Job ->
Pick out each line with the word "Billion" from the material that follows.

Materials provided ->
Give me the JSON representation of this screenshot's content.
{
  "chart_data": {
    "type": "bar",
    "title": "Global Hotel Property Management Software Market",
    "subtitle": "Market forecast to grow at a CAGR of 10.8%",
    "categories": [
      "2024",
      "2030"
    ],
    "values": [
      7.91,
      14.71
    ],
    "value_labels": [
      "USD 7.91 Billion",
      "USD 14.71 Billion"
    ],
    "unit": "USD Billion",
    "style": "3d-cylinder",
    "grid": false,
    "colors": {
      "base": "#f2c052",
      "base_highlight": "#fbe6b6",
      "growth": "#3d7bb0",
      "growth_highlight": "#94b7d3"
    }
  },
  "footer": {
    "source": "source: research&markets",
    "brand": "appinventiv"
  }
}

Answer to this task ->
      "USD 7.91 Billion",
      "USD 14.71 Billion"
    "unit": "USD Billion",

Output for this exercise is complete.